> WRITTEN REQUEST
In the material below, find each line holding the string "поддержки" and copy it.

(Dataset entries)

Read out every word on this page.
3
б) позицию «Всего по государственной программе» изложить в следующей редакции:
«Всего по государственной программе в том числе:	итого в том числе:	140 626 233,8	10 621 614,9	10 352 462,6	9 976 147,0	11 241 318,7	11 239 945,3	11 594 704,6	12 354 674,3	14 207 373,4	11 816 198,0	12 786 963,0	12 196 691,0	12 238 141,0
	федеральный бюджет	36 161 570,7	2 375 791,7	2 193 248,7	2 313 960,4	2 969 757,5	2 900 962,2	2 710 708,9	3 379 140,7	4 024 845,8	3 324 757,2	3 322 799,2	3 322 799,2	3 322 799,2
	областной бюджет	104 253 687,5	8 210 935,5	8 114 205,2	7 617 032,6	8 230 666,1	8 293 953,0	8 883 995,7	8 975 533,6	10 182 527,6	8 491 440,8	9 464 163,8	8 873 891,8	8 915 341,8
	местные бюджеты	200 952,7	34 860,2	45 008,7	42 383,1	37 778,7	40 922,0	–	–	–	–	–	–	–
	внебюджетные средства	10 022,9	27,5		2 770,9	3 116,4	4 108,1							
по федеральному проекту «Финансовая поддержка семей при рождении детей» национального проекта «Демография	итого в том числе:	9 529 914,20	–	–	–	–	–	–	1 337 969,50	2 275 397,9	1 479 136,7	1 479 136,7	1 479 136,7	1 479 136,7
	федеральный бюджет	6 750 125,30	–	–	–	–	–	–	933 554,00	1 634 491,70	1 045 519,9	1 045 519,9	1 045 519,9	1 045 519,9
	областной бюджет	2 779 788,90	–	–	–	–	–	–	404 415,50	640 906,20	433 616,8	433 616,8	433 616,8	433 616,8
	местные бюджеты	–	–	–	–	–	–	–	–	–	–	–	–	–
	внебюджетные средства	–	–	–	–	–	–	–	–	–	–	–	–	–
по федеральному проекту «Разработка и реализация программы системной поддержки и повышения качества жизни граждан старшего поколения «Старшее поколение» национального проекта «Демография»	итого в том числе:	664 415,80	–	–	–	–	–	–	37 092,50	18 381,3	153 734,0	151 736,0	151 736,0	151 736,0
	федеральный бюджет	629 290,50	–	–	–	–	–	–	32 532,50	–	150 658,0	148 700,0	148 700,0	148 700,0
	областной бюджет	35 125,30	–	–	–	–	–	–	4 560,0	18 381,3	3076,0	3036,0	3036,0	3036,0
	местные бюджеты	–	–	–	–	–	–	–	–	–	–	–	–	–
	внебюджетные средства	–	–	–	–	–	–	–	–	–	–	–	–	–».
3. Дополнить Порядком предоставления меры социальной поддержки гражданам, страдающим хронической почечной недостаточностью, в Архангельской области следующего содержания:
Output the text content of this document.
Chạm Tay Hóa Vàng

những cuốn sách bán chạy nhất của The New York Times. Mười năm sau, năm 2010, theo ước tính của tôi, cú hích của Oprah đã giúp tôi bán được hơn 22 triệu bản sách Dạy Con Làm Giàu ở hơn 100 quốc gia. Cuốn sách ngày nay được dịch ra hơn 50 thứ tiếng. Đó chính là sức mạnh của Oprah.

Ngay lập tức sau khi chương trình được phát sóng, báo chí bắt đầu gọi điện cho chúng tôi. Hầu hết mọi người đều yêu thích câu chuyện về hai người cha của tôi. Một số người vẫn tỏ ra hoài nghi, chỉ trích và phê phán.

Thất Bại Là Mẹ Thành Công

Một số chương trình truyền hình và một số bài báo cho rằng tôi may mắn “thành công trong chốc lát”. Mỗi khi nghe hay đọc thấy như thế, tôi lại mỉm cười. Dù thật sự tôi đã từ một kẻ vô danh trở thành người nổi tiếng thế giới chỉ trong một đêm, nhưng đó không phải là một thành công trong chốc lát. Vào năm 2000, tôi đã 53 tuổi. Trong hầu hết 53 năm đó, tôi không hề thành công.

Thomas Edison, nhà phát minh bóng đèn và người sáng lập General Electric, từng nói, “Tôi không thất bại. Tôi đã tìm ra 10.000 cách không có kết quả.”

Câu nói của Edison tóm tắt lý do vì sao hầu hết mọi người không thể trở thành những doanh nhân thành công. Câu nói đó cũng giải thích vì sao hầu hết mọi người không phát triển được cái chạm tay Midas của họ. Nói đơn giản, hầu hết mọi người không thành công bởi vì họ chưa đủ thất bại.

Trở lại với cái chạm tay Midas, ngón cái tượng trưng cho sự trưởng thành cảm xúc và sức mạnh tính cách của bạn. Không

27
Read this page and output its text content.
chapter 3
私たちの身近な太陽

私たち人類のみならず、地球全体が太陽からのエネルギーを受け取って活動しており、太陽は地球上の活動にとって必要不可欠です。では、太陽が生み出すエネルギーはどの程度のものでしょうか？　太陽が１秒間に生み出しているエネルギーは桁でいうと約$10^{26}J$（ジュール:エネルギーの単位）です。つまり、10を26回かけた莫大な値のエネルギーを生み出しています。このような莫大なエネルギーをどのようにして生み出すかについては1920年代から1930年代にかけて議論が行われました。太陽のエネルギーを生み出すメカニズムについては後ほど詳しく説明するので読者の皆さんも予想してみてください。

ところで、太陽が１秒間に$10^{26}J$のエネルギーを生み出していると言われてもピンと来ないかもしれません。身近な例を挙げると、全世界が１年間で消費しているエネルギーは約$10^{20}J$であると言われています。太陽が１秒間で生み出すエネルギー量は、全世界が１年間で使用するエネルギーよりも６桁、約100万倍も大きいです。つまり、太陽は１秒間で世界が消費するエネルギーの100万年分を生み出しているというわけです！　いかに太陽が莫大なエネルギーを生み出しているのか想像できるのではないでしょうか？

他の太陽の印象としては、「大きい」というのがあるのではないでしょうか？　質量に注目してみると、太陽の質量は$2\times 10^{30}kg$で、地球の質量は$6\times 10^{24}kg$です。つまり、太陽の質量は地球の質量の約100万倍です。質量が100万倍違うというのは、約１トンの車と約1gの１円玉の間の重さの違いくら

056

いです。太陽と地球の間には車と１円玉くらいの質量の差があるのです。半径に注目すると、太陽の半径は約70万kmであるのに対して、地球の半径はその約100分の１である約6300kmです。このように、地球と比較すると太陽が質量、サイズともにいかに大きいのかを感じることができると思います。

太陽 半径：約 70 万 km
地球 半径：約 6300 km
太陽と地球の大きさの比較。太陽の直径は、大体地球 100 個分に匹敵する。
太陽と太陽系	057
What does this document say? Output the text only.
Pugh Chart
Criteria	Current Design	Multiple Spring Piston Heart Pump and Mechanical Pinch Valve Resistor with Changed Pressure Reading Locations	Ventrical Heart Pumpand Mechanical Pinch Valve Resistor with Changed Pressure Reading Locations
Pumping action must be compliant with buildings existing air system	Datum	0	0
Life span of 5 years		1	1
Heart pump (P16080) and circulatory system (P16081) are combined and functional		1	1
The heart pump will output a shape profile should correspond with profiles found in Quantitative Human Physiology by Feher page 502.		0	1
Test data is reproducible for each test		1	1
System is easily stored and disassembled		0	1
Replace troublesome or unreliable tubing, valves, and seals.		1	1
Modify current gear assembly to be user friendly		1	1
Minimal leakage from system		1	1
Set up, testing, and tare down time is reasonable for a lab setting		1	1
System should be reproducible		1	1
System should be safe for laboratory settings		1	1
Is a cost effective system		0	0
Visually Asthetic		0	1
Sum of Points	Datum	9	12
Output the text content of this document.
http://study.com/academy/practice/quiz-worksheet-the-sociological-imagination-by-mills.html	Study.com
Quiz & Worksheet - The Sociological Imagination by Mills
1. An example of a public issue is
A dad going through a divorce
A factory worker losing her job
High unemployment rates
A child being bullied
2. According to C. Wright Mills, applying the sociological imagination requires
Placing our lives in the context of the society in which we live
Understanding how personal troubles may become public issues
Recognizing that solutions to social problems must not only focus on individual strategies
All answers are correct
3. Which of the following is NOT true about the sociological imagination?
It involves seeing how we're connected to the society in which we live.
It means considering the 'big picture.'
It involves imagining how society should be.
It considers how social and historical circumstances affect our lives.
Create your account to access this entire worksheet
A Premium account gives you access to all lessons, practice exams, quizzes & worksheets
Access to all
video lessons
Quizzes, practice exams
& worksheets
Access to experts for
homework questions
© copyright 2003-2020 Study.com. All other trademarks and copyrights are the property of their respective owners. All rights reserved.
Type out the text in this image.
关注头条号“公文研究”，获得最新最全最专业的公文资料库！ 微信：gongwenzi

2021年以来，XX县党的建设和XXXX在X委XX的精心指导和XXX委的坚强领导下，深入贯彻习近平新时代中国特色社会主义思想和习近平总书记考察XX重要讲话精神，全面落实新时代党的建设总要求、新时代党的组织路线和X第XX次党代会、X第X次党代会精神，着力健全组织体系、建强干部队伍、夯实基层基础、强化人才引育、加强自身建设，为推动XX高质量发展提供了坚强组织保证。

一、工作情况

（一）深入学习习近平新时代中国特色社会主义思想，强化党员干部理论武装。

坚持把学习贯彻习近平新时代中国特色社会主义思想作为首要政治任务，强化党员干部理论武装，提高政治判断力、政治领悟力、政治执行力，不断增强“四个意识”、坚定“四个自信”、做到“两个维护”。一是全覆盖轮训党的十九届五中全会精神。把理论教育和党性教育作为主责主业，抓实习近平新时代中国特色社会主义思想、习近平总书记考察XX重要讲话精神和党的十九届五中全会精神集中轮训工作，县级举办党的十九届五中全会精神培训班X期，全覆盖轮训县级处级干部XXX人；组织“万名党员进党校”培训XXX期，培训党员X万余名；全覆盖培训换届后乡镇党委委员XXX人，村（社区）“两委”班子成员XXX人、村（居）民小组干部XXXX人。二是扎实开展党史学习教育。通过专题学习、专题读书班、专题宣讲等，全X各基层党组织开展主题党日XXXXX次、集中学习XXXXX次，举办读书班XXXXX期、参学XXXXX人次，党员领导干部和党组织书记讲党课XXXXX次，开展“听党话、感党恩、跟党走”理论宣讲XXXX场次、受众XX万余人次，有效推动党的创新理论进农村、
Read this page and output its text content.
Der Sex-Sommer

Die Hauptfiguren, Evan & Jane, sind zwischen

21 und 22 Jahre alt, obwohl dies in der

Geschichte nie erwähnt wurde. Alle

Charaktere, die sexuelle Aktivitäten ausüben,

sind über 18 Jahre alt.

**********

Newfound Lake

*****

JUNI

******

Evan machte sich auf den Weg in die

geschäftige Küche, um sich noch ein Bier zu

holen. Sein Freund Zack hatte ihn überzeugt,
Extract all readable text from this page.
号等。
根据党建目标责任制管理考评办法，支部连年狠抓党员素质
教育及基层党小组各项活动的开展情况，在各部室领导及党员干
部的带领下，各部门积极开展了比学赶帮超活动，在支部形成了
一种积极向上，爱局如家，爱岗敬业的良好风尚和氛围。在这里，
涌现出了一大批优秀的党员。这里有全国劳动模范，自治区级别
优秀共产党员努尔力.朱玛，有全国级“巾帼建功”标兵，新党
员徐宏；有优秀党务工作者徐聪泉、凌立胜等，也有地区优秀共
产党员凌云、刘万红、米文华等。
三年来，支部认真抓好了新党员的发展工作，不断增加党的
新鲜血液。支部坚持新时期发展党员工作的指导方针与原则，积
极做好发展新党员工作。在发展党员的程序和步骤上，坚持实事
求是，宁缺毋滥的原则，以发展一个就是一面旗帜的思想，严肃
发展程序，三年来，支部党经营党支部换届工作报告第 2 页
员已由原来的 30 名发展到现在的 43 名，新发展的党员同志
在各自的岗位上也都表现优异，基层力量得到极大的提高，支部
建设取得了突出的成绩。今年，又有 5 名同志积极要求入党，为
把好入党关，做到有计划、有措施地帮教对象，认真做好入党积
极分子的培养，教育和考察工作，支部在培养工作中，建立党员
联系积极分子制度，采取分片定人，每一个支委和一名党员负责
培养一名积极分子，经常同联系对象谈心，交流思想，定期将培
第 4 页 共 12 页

> TASK ANSWER
по федеральному проекту «Разработка и реализация программы системной поддержки и повышения качества жизни граждан старшего поколения «Старшее поколение» национального проекта «Демография»	итого в том числе:	664 415,80	–	–	–	–	–	–	37 092,50	18 381,3	153 734,0	151 736,0	151 736,0	151 736,0
3. Дополнить Порядком предоставления меры социальной поддержки гражданам, страдающим хронической почечной недостаточностью, в Архангельской области следующего содержания:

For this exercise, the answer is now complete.